Copy the listing verbatim, excluding any images found in it.

[Recorded data]
— begin —
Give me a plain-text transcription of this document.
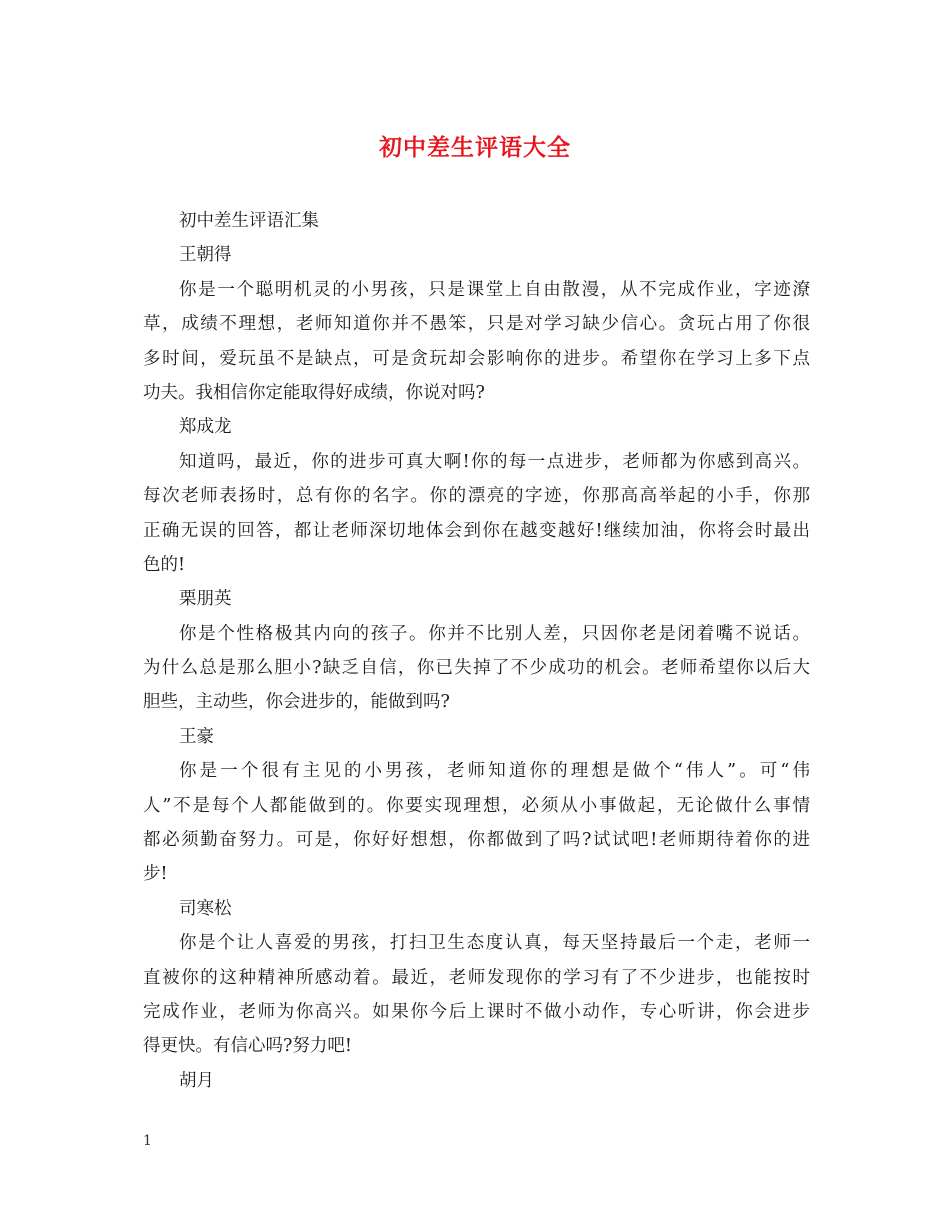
初中差生评语大全
初中差生评语汇集
王朝得
你是一个聪明机灵的小男孩，只是课堂上自由散漫，从不完成作业，字迹潦
草，成绩不理想，老师知道你并不愚笨，只是对学习缺少信心。贪玩占用了你很
多时间，爱玩虽不是缺点，可是贪玩却会影响你的进步。希望你在学习上多下点
功夫。我相信你定能取得好成绩，你说对吗?
郑成龙
知道吗，最近，你的进步可真大啊!你的每一点进步，老师都为你感到高兴。
每次老师表扬时，总有你的名字。你的漂亮的字迹，你那高高举起的小手，你那
正确无误的回答，都让老师深切地体会到你在越变越好!继续加油，你将会时最出
色的!
栗朋英
你是个性格极其内向的孩子。你并不比别人差，只因你老是闭着嘴不说话。
为什么总是那么胆小?缺乏自信，你已失掉了不少成功的机会。老师希望你以后大
胆些，主动些，你会进步的，能做到吗?
王豪
你是一个很有主见的小男孩，老师知道你的理想是做个“伟人”。可“伟
人”不是每个人都能做到的。你要实现理想，必须从小事做起，无论做什么事情
都必须勤奋努力。可是，你好好想想，你都做到了吗?试试吧!老师期待着你的进
步!
司寒松
你是个让人喜爱的男孩，打扫卫生态度认真，每天坚持最后一个走，老师一
直被你的这种精神所感动着。最近，老师发现你的学习有了不少进步，也能按时
完成作业，老师为你高兴。如果你今后上课时不做小动作，专心听讲，你会进步
得更快。有信心吗?努力吧!
胡月
1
— end —
**THE ANSWER:**
Give me a plain-text transcription of this document.
初中差生评语大全
初中差生评语汇集
王朝得
你是一个聪明机灵的小男孩，只是课堂上自由散漫，从不完成作业，字迹潦
草，成绩不理想，老师知道你并不愚笨，只是对学习缺少信心。贪玩占用了你很
多时间，爱玩虽不是缺点，可是贪玩却会影响你的进步。希望你在学习上多下点
功夫。我相信你定能取得好成绩，你说对吗?
郑成龙
知道吗，最近，你的进步可真大啊!你的每一点进步，老师都为你感到高兴。
每次老师表扬时，总有你的名字。你的漂亮的字迹，你那高高举起的小手，你那
正确无误的回答，都让老师深切地体会到你在越变越好!继续加油，你将会时最出
色的!
栗朋英
你是个性格极其内向的孩子。你并不比别人差，只因你老是闭着嘴不说话。
为什么总是那么胆小?缺乏自信，你已失掉了不少成功的机会。老师希望你以后大
胆些，主动些，你会进步的，能做到吗?
王豪
你是一个很有主见的小男孩，老师知道你的理想是做个“伟人”。可“伟
人”不是每个人都能做到的。你要实现理想，必须从小事做起，无论做什么事情
都必须勤奋努力。可是，你好好想想，你都做到了吗?试试吧!老师期待着你的进
步!
司寒松
你是个让人喜爱的男孩，打扫卫生态度认真，每天坚持最后一个走，老师一
直被你的这种精神所感动着。最近，老师发现你的学习有了不少进步，也能按时
完成作业，老师为你高兴。如果你今后上课时不做小动作，专心听讲，你会进步
得更快。有信心吗?努力吧!
胡月
1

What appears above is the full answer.